Goal of the exercise -> Reproduce each line of the listing exactly.

------ Records to use ------

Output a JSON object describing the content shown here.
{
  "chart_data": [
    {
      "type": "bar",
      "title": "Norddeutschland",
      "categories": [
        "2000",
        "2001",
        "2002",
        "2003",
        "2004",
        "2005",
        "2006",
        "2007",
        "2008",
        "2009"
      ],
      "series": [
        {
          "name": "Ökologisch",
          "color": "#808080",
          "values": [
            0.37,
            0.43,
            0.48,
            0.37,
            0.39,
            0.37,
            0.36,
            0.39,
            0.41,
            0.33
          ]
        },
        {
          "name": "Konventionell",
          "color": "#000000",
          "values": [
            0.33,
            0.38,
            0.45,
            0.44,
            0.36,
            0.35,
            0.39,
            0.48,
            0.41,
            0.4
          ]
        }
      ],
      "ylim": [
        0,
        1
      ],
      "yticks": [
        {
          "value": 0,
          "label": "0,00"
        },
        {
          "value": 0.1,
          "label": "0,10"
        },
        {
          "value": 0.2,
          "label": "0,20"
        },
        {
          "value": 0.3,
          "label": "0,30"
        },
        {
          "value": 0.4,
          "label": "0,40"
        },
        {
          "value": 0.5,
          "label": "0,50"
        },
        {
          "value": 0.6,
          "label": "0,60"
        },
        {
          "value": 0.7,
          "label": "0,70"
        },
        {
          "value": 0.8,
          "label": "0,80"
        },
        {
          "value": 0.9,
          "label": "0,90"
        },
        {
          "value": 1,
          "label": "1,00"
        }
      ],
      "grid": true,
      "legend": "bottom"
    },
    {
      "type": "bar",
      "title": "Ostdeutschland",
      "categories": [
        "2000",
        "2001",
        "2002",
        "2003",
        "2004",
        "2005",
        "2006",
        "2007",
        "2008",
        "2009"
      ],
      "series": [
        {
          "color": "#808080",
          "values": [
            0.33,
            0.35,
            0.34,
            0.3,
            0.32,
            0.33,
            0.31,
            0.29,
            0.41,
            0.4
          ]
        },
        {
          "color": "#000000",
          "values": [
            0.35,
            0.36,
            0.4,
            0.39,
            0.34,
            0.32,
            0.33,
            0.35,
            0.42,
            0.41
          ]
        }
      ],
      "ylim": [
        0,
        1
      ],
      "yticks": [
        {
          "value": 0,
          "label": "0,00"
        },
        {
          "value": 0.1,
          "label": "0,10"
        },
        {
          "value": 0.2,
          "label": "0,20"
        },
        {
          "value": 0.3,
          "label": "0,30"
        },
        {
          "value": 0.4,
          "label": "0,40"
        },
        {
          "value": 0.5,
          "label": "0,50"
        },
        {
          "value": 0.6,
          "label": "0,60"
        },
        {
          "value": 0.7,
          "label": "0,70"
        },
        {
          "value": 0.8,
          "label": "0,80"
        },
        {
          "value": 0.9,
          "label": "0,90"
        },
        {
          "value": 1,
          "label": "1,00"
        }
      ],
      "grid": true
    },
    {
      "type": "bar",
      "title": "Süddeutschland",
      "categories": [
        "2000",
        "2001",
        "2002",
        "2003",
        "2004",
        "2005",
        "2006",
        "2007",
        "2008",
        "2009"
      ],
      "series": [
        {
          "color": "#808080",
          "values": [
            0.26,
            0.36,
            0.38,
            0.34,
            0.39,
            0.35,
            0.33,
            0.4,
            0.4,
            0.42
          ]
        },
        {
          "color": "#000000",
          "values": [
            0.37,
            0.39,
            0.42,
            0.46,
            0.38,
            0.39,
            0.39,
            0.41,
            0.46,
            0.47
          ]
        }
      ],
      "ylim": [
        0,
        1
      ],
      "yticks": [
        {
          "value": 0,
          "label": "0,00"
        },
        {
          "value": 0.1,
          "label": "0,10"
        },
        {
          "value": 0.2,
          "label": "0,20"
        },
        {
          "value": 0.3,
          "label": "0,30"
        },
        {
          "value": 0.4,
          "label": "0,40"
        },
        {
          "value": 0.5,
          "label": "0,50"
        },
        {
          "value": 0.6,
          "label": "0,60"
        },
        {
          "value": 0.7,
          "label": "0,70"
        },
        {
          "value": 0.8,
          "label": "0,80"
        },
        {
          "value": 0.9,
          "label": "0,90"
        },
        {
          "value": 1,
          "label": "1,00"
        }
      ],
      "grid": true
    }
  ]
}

------

Worked solution ->
Output a JSON object describing the content shown here.
{
  "chart_data": [
    {
      "type": "bar",
      "title": "Norddeutschland",
      "categories": [
        "2000",
        "2001",
        "2002",
        "2003",
        "2004",
        "2005",
        "2006",
        "2007",
        "2008",
        "2009"
      ],
      "series": [
        {
          "name": "Ökologisch",
          "color": "#808080",
          "values": [
            0.37,
            0.43,
            0.48,
            0.37,
            0.39,
            0.37,
            0.36,
            0.39,
            0.41,
            0.33
          ]
        },
        {
          "name": "Konventionell",
          "color": "#000000",
          "values": [
            0.33,
            0.38,
            0.45,
            0.44,
            0.36,
            0.35,
            0.39,
            0.48,
            0.41,
            0.4
          ]
        }
      ],
      "ylim": [
        0,
        1
      ],
      "yticks": [
        {
          "value": 0,
          "label": "0,00"
        },
        {
          "value": 0.1,
          "label": "0,10"
        },
        {
          "value": 0.2,
          "label": "0,20"
        },
        {
          "value": 0.3,
          "label": "0,30"
        },
        {
          "value": 0.4,
          "label": "0,40"
        },
        {
          "value": 0.5,
          "label": "0,50"
        },
        {
          "value": 0.6,
          "label": "0,60"
        },
        {
          "value": 0.7,
          "label": "0,70"
        },
        {
          "value": 0.8,
          "label": "0,80"
        },
        {
          "value": 0.9,
          "label": "0,90"
        },
        {
          "value": 1,
          "label": "1,00"
        }
      ],
      "grid": true,
      "legend": "bottom"
    },
    {
      "type": "bar",
      "title": "Ostdeutschland",
      "categories": [
        "2000",
        "2001",
        "2002",
        "2003",
        "2004",
        "2005",
        "2006",
        "2007",
        "2008",
        "2009"
      ],
      "series": [
        {
          "color": "#808080",
          "values": [
            0.33,
            0.35,
            0.34,
            0.3,
            0.32,
            0.33,
            0.31,
            0.29,
            0.41,
            0.4
          ]
        },
        {
          "color": "#000000",
          "values": [
            0.35,
            0.36,
            0.4,
            0.39,
            0.34,
            0.32,
            0.33,
            0.35,
            0.42,
            0.41
          ]
        }
      ],
      "ylim": [
        0,
        1
      ],
      "yticks": [
        {
          "value": 0,
          "label": "0,00"
        },
        {
          "value": 0.1,
          "label": "0,10"
        },
        {
          "value": 0.2,
          "label": "0,20"
        },
        {
          "value": 0.3,
          "label": "0,30"
        },
        {
          "value": 0.4,
          "label": "0,40"
        },
        {
          "value": 0.5,
          "label": "0,50"
        },
        {
          "value": 0.6,
          "label": "0,60"
        },
        {
          "value": 0.7,
          "label": "0,70"
        },
        {
          "value": 0.8,
          "label": "0,80"
        },
        {
          "value": 0.9,
          "label": "0,90"
        },
        {
          "value": 1,
          "label": "1,00"
        }
      ],
      "grid": true
    },
    {
      "type": "bar",
      "title": "Süddeutschland",
      "categories": [
        "2000",
        "2001",
        "2002",
        "2003",
        "2004",
        "2005",
        "2006",
        "2007",
        "2008",
        "2009"
      ],
      "series": [
        {
          "color": "#808080",
          "values": [
            0.26,
            0.36,
            0.38,
            0.34,
            0.39,
            0.35,
            0.33,
            0.4,
            0.4,
            0.42
          ]
        },
        {
          "color": "#000000",
          "values": [
            0.37,
            0.39,
            0.42,
            0.46,
            0.38,
            0.39,
            0.39,
            0.41,
            0.46,
            0.47
          ]
        }
      ],
      "ylim": [
        0,
        1
      ],
      "yticks": [
        {
          "value": 0,
          "label": "0,00"
        },
        {
          "value": 0.1,
          "label": "0,10"
        },
        {
          "value": 0.2,
          "label": "0,20"
        },
        {
          "value": 0.3,
          "label": "0,30"
        },
        {
          "value": 0.4,
          "label": "0,40"
        },
        {
          "value": 0.5,
          "label": "0,50"
        },
        {
          "value": 0.6,
          "label": "0,60"
        },
        {
          "value": 0.7,
          "label": "0,70"
        },
        {
          "value": 0.8,
          "label": "0,80"
        },
        {
          "value": 0.9,
          "label": "0,90"
        },
        {
          "value": 1,
          "label": "1,00"
        }
      ],
      "grid": true
    }
  ]
}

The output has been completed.